▶ _Exercise input_:
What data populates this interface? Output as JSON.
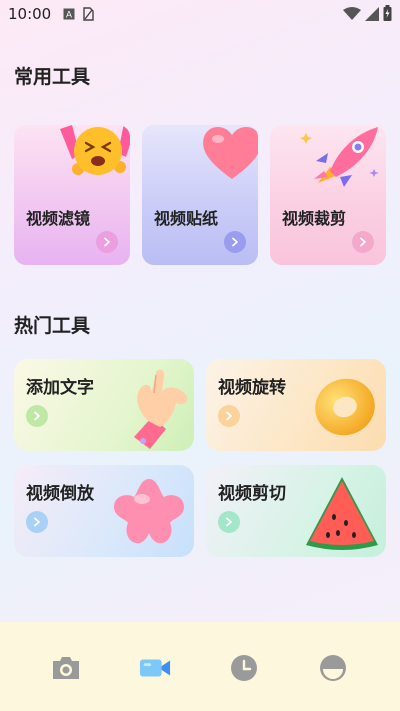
{
  "status": {
    "time": "10:00"
  },
  "common_tools": {
    "title": "常用工具",
    "items": [
      {
        "label": "视频滤镜",
        "icon": "shocked-emoji-icon"
      },
      {
        "label": "视频贴纸",
        "icon": "heart-icon"
      },
      {
        "label": "视频裁剪",
        "icon": "rocket-icon"
      }
    ]
  },
  "hot_tools": {
    "title": "热门工具",
    "items": [
      {
        "label": "添加文字",
        "icon": "hand-gesture-icon"
      },
      {
        "label": "视频旋转",
        "icon": "donut-ring-icon"
      },
      {
        "label": "视频倒放",
        "icon": "star-flower-icon"
      },
      {
        "label": "视频剪切",
        "icon": "watermelon-icon"
      }
    ]
  },
  "bottom_nav": {
    "items": [
      {
        "icon": "camera-icon",
        "active": false
      },
      {
        "icon": "video-icon",
        "active": true
      },
      {
        "icon": "clock-icon",
        "active": false
      },
      {
        "icon": "profile-icon",
        "active": false
      }
    ]
  }
}
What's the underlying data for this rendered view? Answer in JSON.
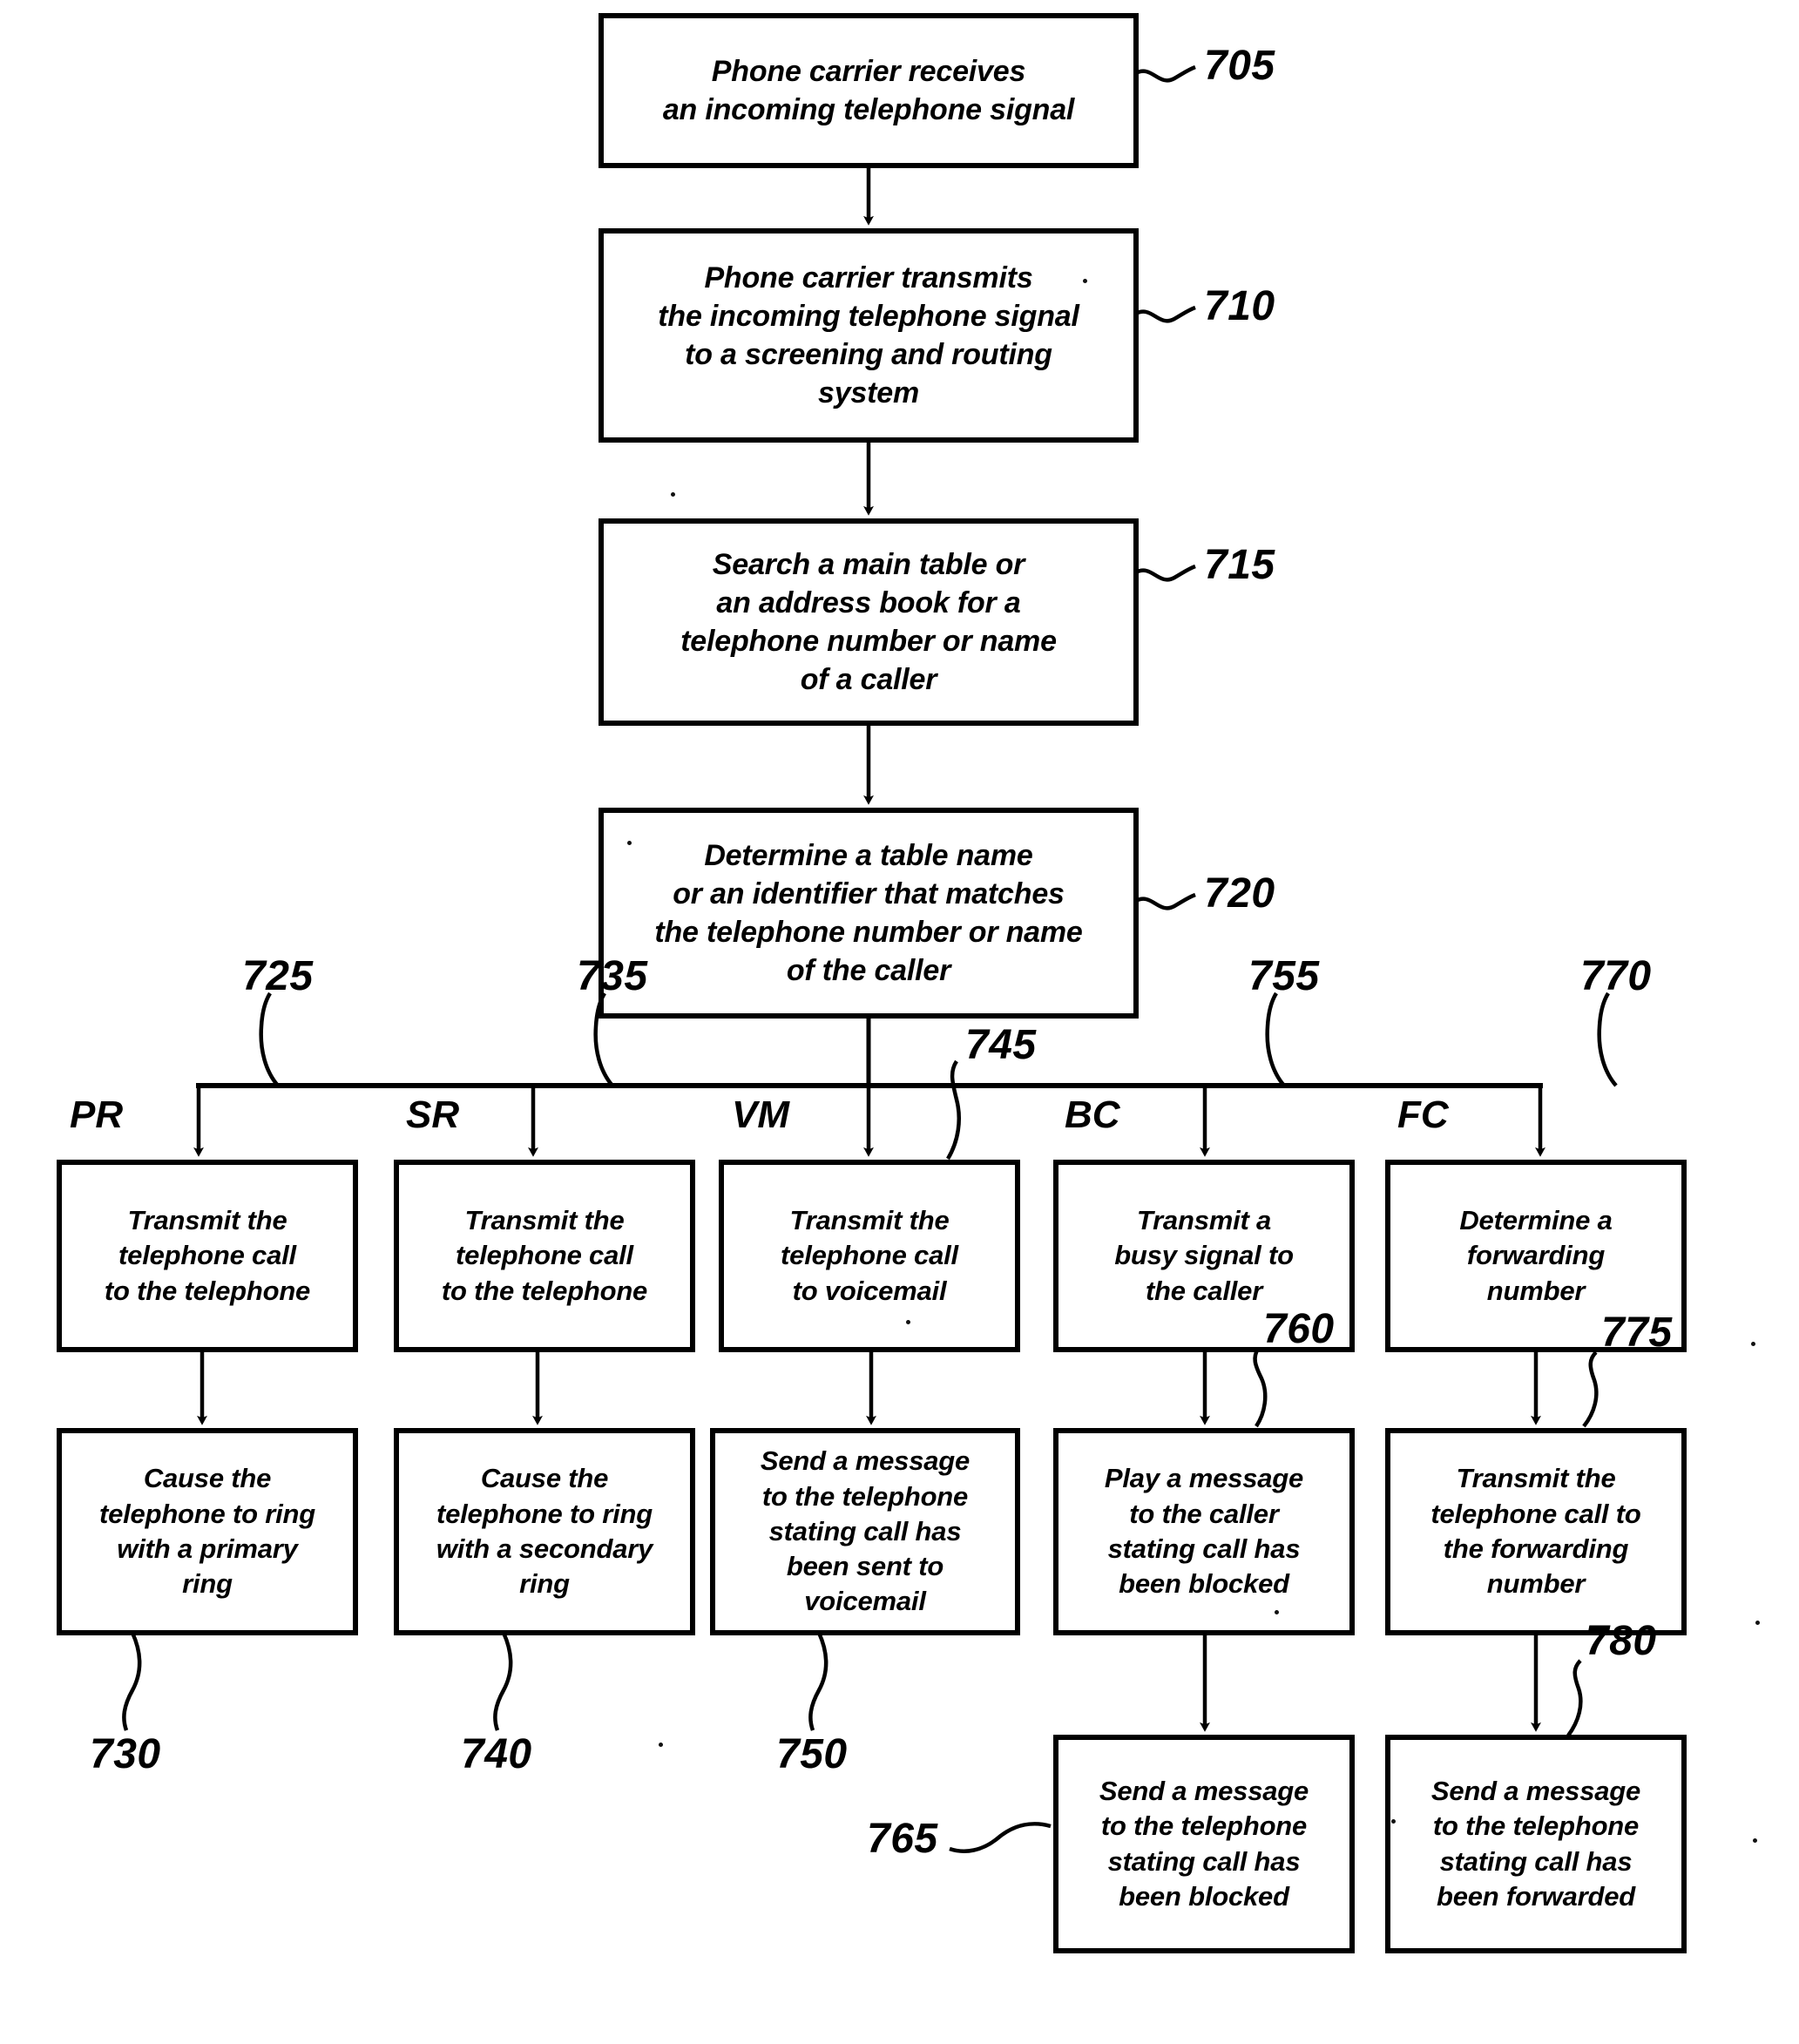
{
  "figure": {
    "type": "patent-flowchart",
    "title": "",
    "stroke_color": "#000000",
    "background_color": "#ffffff"
  },
  "boxes": {
    "b705": "Phone carrier receives\nan incoming telephone signal",
    "b710": "Phone carrier transmits\nthe incoming telephone signal\nto a screening and routing\nsystem",
    "b715": "Search a main table or\nan address book for a\ntelephone number or name\nof a caller",
    "b720": "Determine a table name\nor an identifier that matches\nthe telephone number or name\nof the caller",
    "b725": "Transmit the\ntelephone call\nto the telephone",
    "b730": "Cause the\ntelephone to ring\nwith a primary\nring",
    "b735": "Transmit the\ntelephone call\nto the telephone",
    "b740": "Cause the\ntelephone to ring\nwith a secondary\nring",
    "b745": "Transmit the\ntelephone call\nto voicemail",
    "b750": "Send a message\nto the telephone\nstating call has\nbeen sent to\nvoicemail",
    "b755": "Transmit a\nbusy signal to\nthe caller",
    "b760": "Play a message\nto the caller\nstating call has\nbeen blocked",
    "b765": "Send a message\nto the telephone\nstating call has\nbeen blocked",
    "b770": "Determine a\nforwarding\nnumber",
    "b775": "Transmit the\ntelephone call to\nthe forwarding\nnumber",
    "b780": "Send a message\nto the telephone\nstating call has\nbeen forwarded"
  },
  "reference_numerals": {
    "n705": "705",
    "n710": "710",
    "n715": "715",
    "n720": "720",
    "n725": "725",
    "n730": "730",
    "n735": "735",
    "n740": "740",
    "n745": "745",
    "n750": "750",
    "n755": "755",
    "n760": "760",
    "n765": "765",
    "n770": "770",
    "n775": "775",
    "n780": "780"
  },
  "branch_labels": {
    "pr": "PR",
    "sr": "SR",
    "vm": "VM",
    "bc": "BC",
    "fc": "FC"
  }
}
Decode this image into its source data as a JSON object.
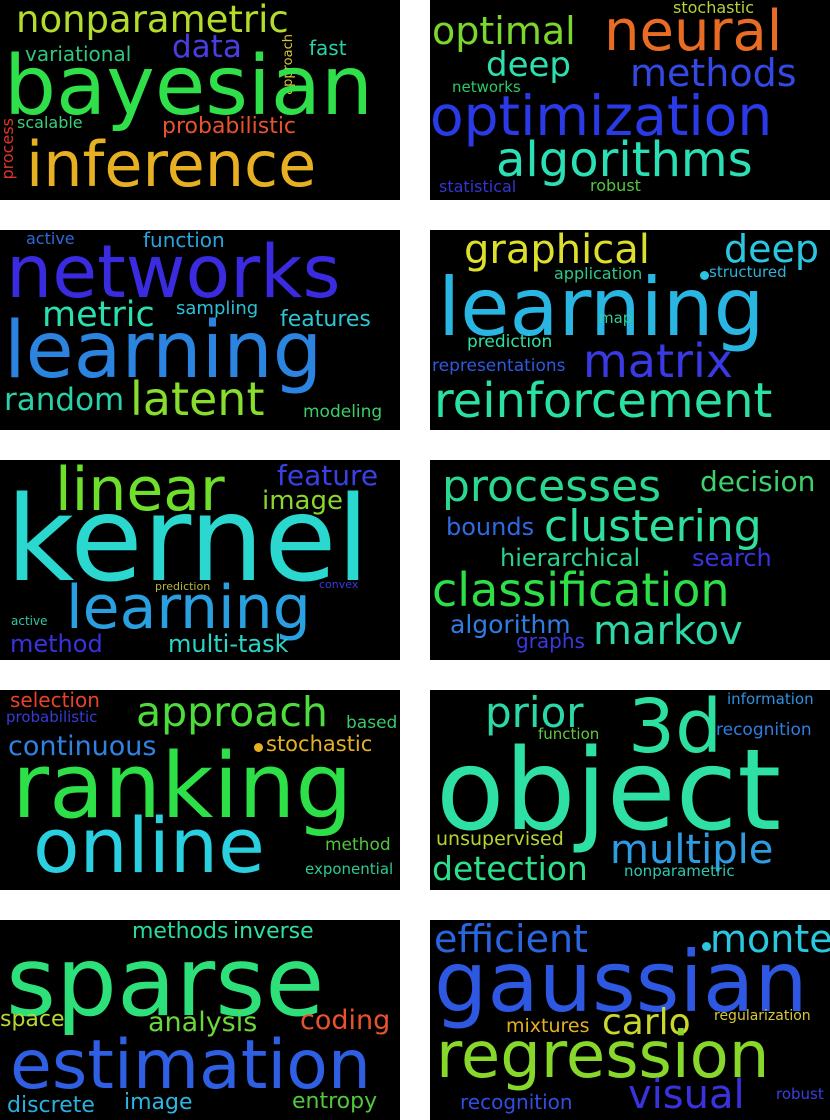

▶ _Directions for this task_: Leave out the pictures and copy everything else in the records word for word.

▶ _Result_:
What data populates this interface? Output as JSON.
{
  "status": {
    "time": "10:00"
  },
  "common_tools": {
    "title": "常用工具",
    "items": [
      {
        "label": "视频滤镜",
        "icon": "shocked-emoji-icon"
      },
      {
        "label": "视频贴纸",
        "icon": "heart-icon"
      },
      {
        "label": "视频裁剪",
        "icon": "rocket-icon"
      }
    ]
  },
  "hot_tools": {
    "title": "热门工具",
    "items": [
      {
        "label": "添加文字",
        "icon": "hand-gesture-icon"
      },
      {
        "label": "视频旋转",
        "icon": "donut-ring-icon"
      },
      {
        "label": "视频倒放",
        "icon": "star-flower-icon"
      },
      {
        "label": "视频剪切",
        "icon": "watermelon-icon"
      }
    ]
  },
  "bottom_nav": {
    "items": [
      {
        "icon": "camera-icon",
        "active": false
      },
      {
        "icon": "video-icon",
        "active": true
      },
      {
        "icon": "clock-icon",
        "active": false
      },
      {
        "icon": "profile-icon",
        "active": false
      }
    ]
  }
}
What's the underlying data for this rendered view? Answer in JSON.
{
  "figure": {
    "type": "patent-flowchart",
    "title": "",
    "stroke_color": "#000000",
    "background_color": "#ffffff"
  },
  "boxes": {
    "b705": "Phone carrier receives\nan incoming telephone signal",
    "b710": "Phone carrier transmits\nthe incoming telephone signal\nto a screening and routing\nsystem",
    "b715": "Search a main table or\nan address book for a\ntelephone number or name\nof a caller",
    "b720": "Determine a table name\nor an identifier that matches\nthe telephone number or name\nof the caller",
    "b725": "Transmit the\ntelephone call\nto the telephone",
    "b730": "Cause the\ntelephone to ring\nwith a primary\nring",
    "b735": "Transmit the\ntelephone call\nto the telephone",
    "b740": "Cause the\ntelephone to ring\nwith a secondary\nring",
    "b745": "Transmit the\ntelephone call\nto voicemail",
    "b750": "Send a message\nto the telephone\nstating call has\nbeen sent to\nvoicemail",
    "b755": "Transmit a\nbusy signal to\nthe caller",
    "b760": "Play a message\nto the caller\nstating call has\nbeen blocked",
    "b765": "Send a message\nto the telephone\nstating call has\nbeen blocked",
    "b770": "Determine a\nforwarding\nnumber",
    "b775": "Transmit the\ntelephone call to\nthe forwarding\nnumber",
    "b780": "Send a message\nto the telephone\nstating call has\nbeen forwarded"
  },
  "reference_numerals": {
    "n705": "705",
    "n710": "710",
    "n715": "715",
    "n720": "720",
    "n725": "725",
    "n730": "730",
    "n735": "735",
    "n740": "740",
    "n745": "745",
    "n750": "750",
    "n755": "755",
    "n760": "760",
    "n765": "765",
    "n770": "770",
    "n775": "775",
    "n780": "780"
  },
  "branch_labels": {
    "pr": "PR",
    "sr": "SR",
    "vm": "VM",
    "bc": "BC",
    "fc": "FC"
  }
}
Decode this image into its source data as a JSON object.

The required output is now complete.